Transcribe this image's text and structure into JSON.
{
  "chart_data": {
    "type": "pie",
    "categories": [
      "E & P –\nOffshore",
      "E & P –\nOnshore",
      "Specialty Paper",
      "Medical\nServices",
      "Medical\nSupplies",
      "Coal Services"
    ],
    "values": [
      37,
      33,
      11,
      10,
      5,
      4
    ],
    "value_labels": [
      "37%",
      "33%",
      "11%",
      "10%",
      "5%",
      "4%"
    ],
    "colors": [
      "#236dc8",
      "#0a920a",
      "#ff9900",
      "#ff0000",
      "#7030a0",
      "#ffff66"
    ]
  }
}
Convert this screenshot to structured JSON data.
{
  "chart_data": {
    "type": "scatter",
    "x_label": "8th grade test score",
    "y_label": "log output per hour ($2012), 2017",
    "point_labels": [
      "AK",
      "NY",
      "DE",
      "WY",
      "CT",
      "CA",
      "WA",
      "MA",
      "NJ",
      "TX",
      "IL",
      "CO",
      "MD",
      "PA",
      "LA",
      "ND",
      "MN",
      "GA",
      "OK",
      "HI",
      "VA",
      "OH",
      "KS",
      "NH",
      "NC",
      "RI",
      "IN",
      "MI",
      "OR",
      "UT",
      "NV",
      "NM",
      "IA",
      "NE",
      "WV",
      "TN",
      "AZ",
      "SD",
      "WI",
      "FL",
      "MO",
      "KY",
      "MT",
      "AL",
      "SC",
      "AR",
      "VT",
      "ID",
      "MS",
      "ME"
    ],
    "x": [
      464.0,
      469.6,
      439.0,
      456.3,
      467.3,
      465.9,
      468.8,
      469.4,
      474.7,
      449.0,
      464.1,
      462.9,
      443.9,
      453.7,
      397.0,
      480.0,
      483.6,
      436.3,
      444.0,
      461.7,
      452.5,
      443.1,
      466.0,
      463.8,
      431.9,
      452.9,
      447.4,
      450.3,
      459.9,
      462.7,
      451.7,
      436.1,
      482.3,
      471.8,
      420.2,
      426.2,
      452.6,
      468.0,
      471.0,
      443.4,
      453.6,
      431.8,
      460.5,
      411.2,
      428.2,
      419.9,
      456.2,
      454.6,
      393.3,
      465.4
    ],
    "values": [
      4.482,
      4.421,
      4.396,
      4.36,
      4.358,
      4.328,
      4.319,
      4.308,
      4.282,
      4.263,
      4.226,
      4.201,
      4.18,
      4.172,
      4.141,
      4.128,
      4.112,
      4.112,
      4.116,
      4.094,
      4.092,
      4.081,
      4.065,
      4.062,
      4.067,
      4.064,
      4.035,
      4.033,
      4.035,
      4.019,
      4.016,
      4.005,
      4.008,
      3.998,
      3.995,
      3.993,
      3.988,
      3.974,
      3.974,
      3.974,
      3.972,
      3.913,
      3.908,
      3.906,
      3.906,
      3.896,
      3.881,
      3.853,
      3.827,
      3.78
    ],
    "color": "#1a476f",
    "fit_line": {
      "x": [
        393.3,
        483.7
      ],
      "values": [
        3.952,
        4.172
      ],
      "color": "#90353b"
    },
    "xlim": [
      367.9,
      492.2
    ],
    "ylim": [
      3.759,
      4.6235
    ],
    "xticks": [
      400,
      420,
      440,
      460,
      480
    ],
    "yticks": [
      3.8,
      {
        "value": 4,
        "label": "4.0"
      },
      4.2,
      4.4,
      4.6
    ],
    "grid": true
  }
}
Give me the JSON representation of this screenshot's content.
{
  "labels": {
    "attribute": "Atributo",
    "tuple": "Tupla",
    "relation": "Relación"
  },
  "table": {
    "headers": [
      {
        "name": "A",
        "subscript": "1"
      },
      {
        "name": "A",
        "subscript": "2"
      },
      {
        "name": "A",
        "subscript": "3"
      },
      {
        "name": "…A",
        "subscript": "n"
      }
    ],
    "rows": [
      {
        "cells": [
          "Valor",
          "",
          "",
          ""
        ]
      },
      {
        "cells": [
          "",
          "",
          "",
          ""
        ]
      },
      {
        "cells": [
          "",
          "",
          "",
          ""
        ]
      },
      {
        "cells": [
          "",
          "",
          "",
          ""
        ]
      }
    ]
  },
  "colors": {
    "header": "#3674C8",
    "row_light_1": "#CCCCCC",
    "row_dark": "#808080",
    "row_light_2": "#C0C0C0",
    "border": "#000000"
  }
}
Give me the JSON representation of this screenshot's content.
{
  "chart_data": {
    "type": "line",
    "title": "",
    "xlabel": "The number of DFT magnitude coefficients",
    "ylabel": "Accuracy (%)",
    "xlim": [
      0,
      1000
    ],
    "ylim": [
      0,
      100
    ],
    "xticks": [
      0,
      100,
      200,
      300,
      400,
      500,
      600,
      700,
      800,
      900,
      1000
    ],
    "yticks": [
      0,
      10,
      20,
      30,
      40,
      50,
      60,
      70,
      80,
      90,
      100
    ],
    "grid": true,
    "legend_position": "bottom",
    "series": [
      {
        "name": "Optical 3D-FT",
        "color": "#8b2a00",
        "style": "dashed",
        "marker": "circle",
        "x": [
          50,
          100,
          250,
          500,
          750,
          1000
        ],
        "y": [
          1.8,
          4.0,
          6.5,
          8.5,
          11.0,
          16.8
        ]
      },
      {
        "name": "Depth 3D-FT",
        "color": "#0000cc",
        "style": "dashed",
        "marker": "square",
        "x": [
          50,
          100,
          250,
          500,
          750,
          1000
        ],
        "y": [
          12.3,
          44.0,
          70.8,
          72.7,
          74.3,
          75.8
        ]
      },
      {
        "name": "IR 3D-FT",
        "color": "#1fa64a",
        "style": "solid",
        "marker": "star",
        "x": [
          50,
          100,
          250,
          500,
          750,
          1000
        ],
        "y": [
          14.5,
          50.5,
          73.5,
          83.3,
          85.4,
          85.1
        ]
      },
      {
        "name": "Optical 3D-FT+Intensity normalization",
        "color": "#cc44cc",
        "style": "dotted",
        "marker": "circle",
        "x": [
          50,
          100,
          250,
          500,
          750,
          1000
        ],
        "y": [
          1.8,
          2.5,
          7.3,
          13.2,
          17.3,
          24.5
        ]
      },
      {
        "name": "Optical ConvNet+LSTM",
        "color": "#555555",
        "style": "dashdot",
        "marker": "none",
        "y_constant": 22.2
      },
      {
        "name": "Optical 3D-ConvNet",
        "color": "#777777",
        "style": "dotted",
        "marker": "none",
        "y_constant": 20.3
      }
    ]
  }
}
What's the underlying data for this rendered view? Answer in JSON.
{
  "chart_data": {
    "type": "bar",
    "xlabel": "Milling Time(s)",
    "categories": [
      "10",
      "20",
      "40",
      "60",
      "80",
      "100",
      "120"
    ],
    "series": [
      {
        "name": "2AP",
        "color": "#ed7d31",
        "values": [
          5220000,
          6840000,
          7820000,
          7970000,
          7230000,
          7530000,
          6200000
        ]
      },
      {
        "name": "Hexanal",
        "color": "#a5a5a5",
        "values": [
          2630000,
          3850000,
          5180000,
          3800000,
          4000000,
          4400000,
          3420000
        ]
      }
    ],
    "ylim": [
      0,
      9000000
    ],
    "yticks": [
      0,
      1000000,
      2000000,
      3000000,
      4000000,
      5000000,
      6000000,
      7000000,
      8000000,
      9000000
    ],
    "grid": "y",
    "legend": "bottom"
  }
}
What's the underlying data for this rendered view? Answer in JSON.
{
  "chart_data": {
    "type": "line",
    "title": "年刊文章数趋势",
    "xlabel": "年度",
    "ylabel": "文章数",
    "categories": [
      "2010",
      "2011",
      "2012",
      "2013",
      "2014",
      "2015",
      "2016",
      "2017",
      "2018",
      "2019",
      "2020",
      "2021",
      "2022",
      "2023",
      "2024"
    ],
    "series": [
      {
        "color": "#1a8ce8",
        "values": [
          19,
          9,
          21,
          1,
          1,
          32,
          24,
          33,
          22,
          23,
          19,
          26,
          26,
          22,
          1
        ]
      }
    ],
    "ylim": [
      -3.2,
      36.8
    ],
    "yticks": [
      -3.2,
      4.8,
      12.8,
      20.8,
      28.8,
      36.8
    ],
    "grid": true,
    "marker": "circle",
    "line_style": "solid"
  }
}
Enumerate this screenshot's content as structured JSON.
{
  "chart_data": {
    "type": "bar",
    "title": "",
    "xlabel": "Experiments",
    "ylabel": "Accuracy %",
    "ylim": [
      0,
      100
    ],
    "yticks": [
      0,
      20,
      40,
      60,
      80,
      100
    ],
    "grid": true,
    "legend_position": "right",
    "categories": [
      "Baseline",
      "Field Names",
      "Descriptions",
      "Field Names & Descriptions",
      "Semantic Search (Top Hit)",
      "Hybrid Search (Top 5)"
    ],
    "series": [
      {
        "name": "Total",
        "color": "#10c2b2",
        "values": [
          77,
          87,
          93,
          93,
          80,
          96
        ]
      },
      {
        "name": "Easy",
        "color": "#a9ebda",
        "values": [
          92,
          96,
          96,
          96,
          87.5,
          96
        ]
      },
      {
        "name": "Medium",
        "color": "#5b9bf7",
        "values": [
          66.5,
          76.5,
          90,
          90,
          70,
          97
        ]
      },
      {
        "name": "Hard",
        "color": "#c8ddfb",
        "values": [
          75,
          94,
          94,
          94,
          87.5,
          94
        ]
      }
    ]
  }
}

- - -

## WHAT IS ASKED
Determine the number of lines containing "Optical". Write only that number.

## EXERCISE ANSWER
4